(Stored data)
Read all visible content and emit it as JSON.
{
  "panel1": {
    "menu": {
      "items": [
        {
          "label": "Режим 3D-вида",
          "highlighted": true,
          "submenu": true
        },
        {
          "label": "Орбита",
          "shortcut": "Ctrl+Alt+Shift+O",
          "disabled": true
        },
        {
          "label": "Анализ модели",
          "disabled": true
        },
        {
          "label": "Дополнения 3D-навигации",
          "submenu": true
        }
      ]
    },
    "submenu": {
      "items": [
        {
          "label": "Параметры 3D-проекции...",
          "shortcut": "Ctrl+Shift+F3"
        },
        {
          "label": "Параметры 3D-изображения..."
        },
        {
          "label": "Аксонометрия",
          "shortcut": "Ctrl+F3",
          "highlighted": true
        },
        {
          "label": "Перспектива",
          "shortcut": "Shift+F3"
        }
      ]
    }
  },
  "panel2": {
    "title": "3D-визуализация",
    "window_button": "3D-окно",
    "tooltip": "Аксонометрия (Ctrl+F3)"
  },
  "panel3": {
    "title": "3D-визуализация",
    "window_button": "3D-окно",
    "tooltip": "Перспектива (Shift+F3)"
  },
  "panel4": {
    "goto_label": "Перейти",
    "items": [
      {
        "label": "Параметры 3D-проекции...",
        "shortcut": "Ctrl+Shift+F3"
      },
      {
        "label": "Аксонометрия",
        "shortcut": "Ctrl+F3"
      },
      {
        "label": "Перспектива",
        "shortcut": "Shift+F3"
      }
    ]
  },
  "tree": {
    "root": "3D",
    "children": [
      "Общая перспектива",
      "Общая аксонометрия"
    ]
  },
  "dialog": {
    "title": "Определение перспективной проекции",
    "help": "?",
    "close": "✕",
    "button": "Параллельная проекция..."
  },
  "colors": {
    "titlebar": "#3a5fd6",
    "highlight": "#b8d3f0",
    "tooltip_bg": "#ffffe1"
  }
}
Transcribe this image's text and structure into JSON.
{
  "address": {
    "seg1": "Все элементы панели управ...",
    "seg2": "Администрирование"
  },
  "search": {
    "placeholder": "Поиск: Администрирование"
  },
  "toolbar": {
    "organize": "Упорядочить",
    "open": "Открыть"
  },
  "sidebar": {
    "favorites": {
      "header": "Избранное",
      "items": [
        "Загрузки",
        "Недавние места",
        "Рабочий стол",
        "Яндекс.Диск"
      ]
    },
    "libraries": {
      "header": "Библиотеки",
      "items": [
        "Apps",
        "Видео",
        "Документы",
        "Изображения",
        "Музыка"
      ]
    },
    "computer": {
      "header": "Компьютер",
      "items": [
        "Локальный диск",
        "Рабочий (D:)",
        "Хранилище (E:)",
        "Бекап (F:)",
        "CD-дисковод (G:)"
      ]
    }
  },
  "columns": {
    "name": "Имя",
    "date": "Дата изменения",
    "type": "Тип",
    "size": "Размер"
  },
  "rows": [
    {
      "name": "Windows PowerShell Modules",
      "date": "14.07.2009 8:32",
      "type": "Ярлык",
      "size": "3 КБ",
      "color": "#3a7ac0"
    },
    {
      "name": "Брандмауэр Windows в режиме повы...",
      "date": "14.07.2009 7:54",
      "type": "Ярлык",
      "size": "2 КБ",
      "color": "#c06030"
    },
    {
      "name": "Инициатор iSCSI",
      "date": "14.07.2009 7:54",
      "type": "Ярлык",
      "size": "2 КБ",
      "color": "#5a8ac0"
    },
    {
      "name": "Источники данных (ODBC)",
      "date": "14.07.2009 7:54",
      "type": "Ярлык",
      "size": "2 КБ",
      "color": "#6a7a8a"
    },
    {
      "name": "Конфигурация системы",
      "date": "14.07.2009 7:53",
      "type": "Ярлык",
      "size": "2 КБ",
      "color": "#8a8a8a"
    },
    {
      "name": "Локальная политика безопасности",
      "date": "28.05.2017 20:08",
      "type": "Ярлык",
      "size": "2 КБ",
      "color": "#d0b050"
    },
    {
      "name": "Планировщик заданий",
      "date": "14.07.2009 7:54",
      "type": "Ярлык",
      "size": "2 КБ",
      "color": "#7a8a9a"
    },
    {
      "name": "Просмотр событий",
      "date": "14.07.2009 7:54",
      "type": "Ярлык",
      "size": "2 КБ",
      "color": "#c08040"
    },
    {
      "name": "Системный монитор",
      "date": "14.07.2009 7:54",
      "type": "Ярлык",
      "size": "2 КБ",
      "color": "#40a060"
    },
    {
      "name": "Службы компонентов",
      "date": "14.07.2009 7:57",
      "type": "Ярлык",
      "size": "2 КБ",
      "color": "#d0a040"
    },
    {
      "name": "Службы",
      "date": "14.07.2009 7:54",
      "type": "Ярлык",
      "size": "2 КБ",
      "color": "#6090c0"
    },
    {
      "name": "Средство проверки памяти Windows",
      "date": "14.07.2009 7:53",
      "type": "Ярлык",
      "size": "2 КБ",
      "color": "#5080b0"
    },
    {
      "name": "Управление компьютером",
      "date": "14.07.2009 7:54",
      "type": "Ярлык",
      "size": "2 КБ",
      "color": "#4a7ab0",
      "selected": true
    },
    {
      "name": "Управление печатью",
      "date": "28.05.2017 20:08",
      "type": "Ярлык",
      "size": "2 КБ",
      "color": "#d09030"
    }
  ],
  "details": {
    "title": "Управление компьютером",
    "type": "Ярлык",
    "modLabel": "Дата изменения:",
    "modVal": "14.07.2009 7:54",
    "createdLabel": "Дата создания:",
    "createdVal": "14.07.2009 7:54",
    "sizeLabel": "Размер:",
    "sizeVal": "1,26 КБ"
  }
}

THE REQUEST:
Please reproduce each record precisely as written.

FULL SOLUTION:
Read all visible content and emit it as JSON.
{
  "panel1": {
    "menu": {
      "items": [
        {
          "label": "Режим 3D-вида",
          "highlighted": true,
          "submenu": true
        },
        {
          "label": "Орбита",
          "shortcut": "Ctrl+Alt+Shift+O",
          "disabled": true
        },
        {
          "label": "Анализ модели",
          "disabled": true
        },
        {
          "label": "Дополнения 3D-навигации",
          "submenu": true
        }
      ]
    },
    "submenu": {
      "items": [
        {
          "label": "Параметры 3D-проекции...",
          "shortcut": "Ctrl+Shift+F3"
        },
        {
          "label": "Параметры 3D-изображения..."
        },
        {
          "label": "Аксонометрия",
          "shortcut": "Ctrl+F3",
          "highlighted": true
        },
        {
          "label": "Перспектива",
          "shortcut": "Shift+F3"
        }
      ]
    }
  },
  "panel2": {
    "title": "3D-визуализация",
    "window_button": "3D-окно",
    "tooltip": "Аксонометрия (Ctrl+F3)"
  },
  "panel3": {
    "title": "3D-визуализация",
    "window_button": "3D-окно",
    "tooltip": "Перспектива (Shift+F3)"
  },
  "panel4": {
    "goto_label": "Перейти",
    "items": [
      {
        "label": "Параметры 3D-проекции...",
        "shortcut": "Ctrl+Shift+F3"
      },
      {
        "label": "Аксонометрия",
        "shortcut": "Ctrl+F3"
      },
      {
        "label": "Перспектива",
        "shortcut": "Shift+F3"
      }
    ]
  },
  "tree": {
    "root": "3D",
    "children": [
      "Общая перспектива",
      "Общая аксонометрия"
    ]
  },
  "dialog": {
    "title": "Определение перспективной проекции",
    "help": "?",
    "close": "✕",
    "button": "Параллельная проекция..."
  },
  "colors": {
    "titlebar": "#3a5fd6",
    "highlight": "#b8d3f0",
    "tooltip_bg": "#ffffe1"
  }
}
Transcribe this image's text and structure into JSON.
{
  "address": {
    "seg1": "Все элементы панели управ...",
    "seg2": "Администрирование"
  },
  "search": {
    "placeholder": "Поиск: Администрирование"
  },
  "toolbar": {
    "organize": "Упорядочить",
    "open": "Открыть"
  },
  "sidebar": {
    "favorites": {
      "header": "Избранное",
      "items": [
        "Загрузки",
        "Недавние места",
        "Рабочий стол",
        "Яндекс.Диск"
      ]
    },
    "libraries": {
      "header": "Библиотеки",
      "items": [
        "Apps",
        "Видео",
        "Документы",
        "Изображения",
        "Музыка"
      ]
    },
    "computer": {
      "header": "Компьютер",
      "items": [
        "Локальный диск",
        "Рабочий (D:)",
        "Хранилище (E:)",
        "Бекап (F:)",
        "CD-дисковод (G:)"
      ]
    }
  },
  "columns": {
    "name": "Имя",
    "date": "Дата изменения",
    "type": "Тип",
    "size": "Размер"
  },
  "rows": [
    {
      "name": "Windows PowerShell Modules",
      "date": "14.07.2009 8:32",
      "type": "Ярлык",
      "size": "3 КБ",
      "color": "#3a7ac0"
    },
    {
      "name": "Брандмауэр Windows в режиме повы...",
      "date": "14.07.2009 7:54",
      "type": "Ярлык",
      "size": "2 КБ",
      "color": "#c06030"
    },
    {
      "name": "Инициатор iSCSI",
      "date": "14.07.2009 7:54",
      "type": "Ярлык",
      "size": "2 КБ",
      "color": "#5a8ac0"
    },
    {
      "name": "Источники данных (ODBC)",
      "date": "14.07.2009 7:54",
      "type": "Ярлык",
      "size": "2 КБ",
      "color": "#6a7a8a"
    },
    {
      "name": "Конфигурация системы",
      "date": "14.07.2009 7:53",
      "type": "Ярлык",
      "size": "2 КБ",
      "color": "#8a8a8a"
    },
    {
      "name": "Локальная политика безопасности",
      "date": "28.05.2017 20:08",
      "type": "Ярлык",
      "size": "2 КБ",
      "color": "#d0b050"
    },
    {
      "name": "Планировщик заданий",
      "date": "14.07.2009 7:54",
      "type": "Ярлык",
      "size": "2 КБ",
      "color": "#7a8a9a"
    },
    {
      "name": "Просмотр событий",
      "date": "14.07.2009 7:54",
      "type": "Ярлык",
      "size": "2 КБ",
      "color": "#c08040"
    },
    {
      "name": "Системный монитор",
      "date": "14.07.2009 7:54",
      "type": "Ярлык",
      "size": "2 КБ",
      "color": "#40a060"
    },
    {
      "name": "Службы компонентов",
      "date": "14.07.2009 7:57",
      "type": "Ярлык",
      "size": "2 КБ",
      "color": "#d0a040"
    },
    {
      "name": "Службы",
      "date": "14.07.2009 7:54",
      "type": "Ярлык",
      "size": "2 КБ",
      "color": "#6090c0"
    },
    {
      "name": "Средство проверки памяти Windows",
      "date": "14.07.2009 7:53",
      "type": "Ярлык",
      "size": "2 КБ",
      "color": "#5080b0"
    },
    {
      "name": "Управление компьютером",
      "date": "14.07.2009 7:54",
      "type": "Ярлык",
      "size": "2 КБ",
      "color": "#4a7ab0",
      "selected": true
    },
    {
      "name": "Управление печатью",
      "date": "28.05.2017 20:08",
      "type": "Ярлык",
      "size": "2 КБ",
      "color": "#d09030"
    }
  ],
  "details": {
    "title": "Управление компьютером",
    "type": "Ярлык",
    "modLabel": "Дата изменения:",
    "modVal": "14.07.2009 7:54",
    "createdLabel": "Дата создания:",
    "createdVal": "14.07.2009 7:54",
    "sizeLabel": "Размер:",
    "sizeVal": "1,26 КБ"
  }
}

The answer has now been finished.